> [Requirement]
Go through the lines below. Copy those with "stroke".

Rows from a figure dataset:
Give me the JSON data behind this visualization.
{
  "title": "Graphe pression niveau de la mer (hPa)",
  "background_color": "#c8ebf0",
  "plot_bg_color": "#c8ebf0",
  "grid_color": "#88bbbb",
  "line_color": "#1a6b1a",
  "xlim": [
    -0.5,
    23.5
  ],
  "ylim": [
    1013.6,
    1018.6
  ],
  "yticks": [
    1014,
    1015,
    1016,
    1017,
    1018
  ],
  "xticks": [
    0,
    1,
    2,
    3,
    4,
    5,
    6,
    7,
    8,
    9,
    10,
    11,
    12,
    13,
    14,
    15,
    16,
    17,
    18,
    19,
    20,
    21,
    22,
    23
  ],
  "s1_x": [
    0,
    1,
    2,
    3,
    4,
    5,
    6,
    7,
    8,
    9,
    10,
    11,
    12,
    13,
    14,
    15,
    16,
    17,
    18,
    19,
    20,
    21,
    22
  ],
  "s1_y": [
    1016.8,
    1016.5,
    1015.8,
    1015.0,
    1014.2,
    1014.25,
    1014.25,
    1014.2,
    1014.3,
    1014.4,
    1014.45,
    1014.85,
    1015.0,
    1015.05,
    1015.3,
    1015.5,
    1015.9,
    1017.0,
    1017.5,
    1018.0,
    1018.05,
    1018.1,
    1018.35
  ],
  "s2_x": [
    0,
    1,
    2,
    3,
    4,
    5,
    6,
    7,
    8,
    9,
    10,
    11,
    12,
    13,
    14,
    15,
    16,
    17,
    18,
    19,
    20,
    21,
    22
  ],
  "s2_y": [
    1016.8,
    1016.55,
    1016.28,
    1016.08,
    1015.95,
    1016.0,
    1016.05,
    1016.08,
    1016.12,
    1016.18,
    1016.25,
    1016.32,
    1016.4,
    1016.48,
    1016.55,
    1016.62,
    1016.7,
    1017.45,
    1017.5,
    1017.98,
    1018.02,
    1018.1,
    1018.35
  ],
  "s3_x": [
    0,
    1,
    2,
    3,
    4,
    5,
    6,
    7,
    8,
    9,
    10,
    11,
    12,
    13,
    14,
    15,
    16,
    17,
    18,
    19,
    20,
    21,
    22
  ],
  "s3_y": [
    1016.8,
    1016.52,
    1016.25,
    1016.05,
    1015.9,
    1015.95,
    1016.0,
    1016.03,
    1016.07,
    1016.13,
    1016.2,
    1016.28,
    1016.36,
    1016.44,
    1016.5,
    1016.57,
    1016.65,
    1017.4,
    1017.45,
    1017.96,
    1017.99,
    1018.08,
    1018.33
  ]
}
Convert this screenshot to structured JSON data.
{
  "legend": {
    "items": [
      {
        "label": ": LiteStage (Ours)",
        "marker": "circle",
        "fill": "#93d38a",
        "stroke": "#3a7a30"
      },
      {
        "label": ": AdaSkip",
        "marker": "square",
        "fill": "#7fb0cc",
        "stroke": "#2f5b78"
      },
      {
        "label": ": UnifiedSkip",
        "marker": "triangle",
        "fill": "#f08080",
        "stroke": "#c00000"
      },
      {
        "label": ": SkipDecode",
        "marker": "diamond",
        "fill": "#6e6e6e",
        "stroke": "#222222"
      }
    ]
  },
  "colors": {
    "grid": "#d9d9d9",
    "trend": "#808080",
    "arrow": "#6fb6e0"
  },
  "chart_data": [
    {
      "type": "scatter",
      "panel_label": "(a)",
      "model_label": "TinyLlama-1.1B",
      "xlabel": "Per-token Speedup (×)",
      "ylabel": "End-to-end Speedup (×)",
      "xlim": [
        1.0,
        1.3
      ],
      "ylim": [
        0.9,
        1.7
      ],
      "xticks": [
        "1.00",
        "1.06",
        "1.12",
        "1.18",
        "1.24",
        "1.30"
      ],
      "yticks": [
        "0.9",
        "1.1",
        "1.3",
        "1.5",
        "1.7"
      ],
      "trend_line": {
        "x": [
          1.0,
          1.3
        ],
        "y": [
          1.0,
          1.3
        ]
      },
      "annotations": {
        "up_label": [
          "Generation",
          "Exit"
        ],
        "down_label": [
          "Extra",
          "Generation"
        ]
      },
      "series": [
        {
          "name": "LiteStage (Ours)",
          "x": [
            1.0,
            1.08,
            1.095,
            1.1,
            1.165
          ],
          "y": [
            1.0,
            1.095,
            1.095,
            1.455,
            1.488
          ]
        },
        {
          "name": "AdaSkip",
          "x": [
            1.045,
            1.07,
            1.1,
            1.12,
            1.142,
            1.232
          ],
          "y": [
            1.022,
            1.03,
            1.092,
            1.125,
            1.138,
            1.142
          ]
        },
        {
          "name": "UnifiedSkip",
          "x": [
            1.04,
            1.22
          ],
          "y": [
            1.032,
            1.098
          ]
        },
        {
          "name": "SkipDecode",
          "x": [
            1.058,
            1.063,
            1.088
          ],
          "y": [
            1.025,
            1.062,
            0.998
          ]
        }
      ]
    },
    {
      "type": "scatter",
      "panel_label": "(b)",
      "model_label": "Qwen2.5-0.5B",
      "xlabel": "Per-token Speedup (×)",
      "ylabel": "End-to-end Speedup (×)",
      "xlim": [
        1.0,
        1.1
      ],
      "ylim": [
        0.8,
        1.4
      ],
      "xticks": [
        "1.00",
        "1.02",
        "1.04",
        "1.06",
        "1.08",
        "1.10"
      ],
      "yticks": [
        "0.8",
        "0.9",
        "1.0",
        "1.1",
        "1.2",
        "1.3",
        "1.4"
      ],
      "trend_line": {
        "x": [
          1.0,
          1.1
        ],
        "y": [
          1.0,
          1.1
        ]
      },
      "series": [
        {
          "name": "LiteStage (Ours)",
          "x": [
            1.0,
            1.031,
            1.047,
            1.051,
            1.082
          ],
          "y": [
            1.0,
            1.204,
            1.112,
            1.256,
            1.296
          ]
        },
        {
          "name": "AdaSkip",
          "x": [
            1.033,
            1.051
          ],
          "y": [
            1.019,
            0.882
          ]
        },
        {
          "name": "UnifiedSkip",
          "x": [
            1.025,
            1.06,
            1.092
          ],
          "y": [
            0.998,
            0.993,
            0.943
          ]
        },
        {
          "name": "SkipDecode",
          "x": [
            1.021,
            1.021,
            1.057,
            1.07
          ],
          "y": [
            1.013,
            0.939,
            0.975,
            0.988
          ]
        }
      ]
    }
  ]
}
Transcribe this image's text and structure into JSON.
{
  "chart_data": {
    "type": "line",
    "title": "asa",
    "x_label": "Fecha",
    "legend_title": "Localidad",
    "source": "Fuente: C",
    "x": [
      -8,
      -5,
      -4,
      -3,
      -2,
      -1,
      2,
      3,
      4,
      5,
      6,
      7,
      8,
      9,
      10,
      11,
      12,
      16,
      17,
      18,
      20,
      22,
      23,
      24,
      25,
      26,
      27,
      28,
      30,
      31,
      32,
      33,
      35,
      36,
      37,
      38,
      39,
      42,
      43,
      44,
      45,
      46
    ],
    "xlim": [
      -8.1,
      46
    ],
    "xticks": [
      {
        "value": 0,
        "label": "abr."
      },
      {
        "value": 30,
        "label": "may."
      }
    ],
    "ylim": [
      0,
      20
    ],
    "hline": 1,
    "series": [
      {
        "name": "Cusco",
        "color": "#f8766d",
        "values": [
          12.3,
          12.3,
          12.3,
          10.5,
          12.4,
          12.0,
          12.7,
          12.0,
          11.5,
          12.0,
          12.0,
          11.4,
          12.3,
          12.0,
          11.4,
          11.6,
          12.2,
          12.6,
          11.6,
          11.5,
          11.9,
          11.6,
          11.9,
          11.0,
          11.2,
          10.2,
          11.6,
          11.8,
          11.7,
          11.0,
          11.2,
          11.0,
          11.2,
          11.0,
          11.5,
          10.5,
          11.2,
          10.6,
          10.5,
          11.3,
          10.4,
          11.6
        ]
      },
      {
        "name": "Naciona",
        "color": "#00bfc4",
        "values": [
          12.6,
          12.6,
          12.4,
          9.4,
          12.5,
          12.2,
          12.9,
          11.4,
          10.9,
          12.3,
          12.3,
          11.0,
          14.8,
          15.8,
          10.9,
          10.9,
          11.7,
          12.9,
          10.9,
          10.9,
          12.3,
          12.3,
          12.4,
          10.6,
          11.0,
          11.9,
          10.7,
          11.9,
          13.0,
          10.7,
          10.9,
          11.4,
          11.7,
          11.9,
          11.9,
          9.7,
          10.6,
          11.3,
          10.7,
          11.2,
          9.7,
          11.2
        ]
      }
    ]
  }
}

...

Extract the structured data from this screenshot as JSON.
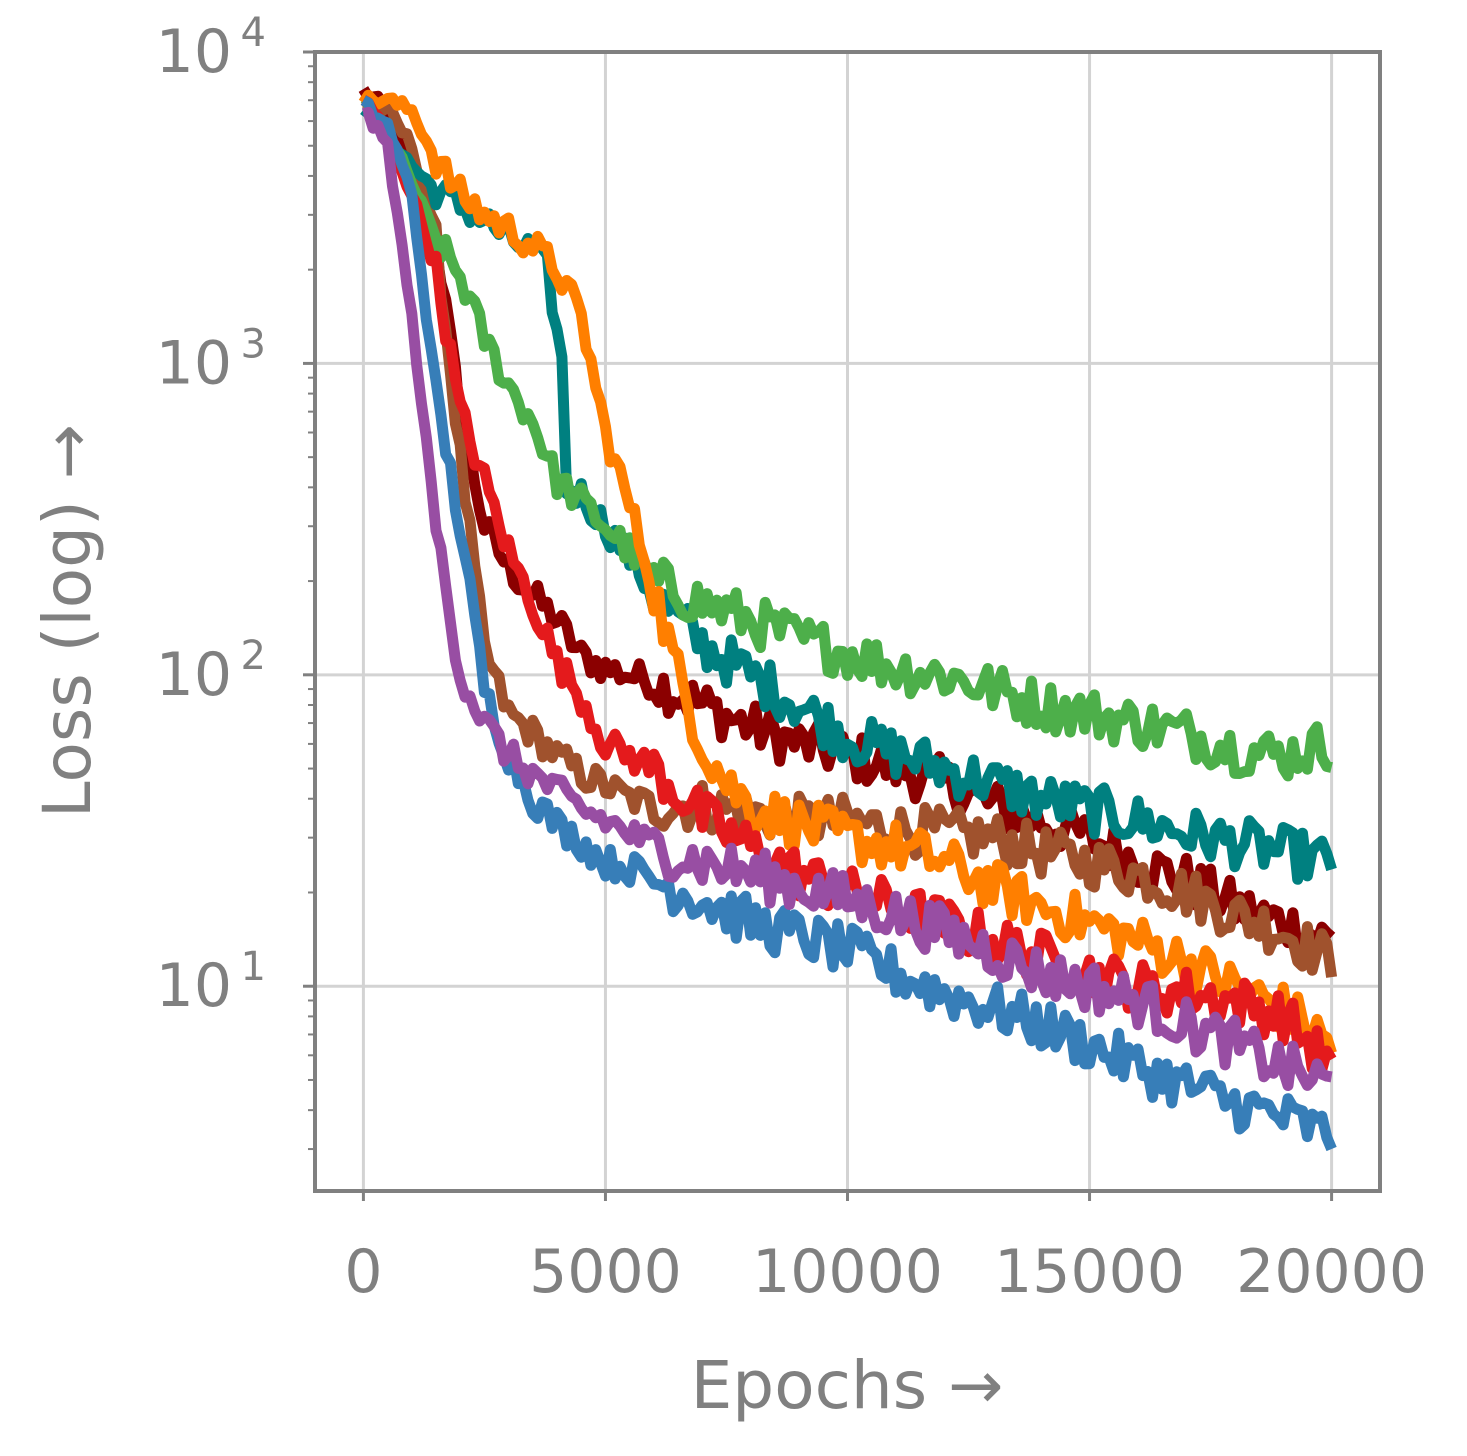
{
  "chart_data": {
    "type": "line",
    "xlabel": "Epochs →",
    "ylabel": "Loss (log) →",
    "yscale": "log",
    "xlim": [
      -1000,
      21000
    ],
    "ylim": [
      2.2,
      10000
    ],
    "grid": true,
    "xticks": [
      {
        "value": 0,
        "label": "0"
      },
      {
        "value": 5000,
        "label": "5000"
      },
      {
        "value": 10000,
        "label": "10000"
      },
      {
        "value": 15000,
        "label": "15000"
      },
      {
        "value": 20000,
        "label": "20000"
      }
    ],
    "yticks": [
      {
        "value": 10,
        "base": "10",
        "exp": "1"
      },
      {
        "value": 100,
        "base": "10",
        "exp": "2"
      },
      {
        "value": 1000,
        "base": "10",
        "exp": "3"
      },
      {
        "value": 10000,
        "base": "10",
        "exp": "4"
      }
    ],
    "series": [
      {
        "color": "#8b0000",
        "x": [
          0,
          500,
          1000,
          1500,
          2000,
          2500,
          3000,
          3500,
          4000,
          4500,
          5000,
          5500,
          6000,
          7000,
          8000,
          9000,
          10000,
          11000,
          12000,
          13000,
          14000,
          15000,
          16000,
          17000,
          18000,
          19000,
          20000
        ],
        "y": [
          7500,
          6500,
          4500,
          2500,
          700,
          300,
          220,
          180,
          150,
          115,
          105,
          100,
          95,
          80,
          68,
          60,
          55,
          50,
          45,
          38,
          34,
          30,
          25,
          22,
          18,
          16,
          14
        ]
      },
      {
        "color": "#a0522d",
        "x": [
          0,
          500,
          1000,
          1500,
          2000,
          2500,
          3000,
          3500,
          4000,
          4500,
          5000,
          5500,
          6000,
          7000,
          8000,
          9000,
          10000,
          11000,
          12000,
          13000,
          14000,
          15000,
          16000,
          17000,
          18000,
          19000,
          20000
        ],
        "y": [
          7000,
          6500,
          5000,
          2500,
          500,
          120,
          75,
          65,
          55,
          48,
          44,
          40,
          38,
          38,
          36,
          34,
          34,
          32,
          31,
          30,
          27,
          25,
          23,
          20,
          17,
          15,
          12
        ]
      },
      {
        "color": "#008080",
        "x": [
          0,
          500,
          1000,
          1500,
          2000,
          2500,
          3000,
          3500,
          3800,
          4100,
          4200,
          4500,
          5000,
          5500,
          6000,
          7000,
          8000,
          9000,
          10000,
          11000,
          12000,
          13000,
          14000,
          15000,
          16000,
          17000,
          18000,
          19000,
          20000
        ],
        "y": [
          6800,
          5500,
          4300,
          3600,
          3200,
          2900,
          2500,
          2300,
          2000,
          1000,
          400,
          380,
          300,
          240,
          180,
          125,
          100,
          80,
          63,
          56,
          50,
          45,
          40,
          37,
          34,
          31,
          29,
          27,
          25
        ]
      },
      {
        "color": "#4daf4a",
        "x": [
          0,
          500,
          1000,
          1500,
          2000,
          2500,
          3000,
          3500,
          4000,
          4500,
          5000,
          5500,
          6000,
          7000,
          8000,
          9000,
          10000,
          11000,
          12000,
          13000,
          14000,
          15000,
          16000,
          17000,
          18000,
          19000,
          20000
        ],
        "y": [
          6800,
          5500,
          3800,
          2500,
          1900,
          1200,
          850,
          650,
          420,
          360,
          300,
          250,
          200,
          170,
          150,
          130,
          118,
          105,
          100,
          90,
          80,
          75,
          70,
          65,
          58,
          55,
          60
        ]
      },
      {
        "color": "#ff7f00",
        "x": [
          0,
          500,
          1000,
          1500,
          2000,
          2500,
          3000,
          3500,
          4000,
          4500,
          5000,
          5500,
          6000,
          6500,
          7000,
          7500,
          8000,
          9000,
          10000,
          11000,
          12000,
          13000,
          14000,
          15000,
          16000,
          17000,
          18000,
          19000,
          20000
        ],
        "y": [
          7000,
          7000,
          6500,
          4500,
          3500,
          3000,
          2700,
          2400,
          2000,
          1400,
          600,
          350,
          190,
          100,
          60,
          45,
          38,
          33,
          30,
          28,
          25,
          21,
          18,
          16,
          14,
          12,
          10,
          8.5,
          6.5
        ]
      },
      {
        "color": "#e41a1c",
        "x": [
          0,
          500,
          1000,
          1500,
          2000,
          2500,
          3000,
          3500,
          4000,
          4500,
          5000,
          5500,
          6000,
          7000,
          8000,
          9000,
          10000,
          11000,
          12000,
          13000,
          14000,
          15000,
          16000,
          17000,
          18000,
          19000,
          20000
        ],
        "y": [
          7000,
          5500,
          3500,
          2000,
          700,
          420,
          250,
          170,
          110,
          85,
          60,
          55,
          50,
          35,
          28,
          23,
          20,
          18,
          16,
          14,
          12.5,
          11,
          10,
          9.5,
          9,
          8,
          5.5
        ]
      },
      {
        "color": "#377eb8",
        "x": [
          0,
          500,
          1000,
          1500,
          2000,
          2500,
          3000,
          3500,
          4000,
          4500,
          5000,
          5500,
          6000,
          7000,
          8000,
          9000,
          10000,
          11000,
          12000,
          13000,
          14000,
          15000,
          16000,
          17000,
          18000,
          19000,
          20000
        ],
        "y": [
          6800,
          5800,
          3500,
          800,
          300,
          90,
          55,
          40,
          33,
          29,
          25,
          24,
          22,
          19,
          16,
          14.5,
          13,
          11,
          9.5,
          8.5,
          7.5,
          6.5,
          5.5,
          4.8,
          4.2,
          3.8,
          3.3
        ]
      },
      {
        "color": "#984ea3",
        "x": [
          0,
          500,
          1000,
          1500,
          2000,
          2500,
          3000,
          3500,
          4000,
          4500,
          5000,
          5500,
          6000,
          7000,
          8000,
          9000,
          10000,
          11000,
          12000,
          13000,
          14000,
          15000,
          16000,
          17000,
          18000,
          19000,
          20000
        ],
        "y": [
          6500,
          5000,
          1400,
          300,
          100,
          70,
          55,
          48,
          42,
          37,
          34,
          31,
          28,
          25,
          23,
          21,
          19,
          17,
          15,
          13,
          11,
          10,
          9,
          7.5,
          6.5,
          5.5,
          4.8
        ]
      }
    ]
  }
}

> [Solution to this problem]
        "stroke": "#3a7a30"
        "stroke": "#2f5b78"
        "stroke": "#c00000"
        "stroke": "#222222"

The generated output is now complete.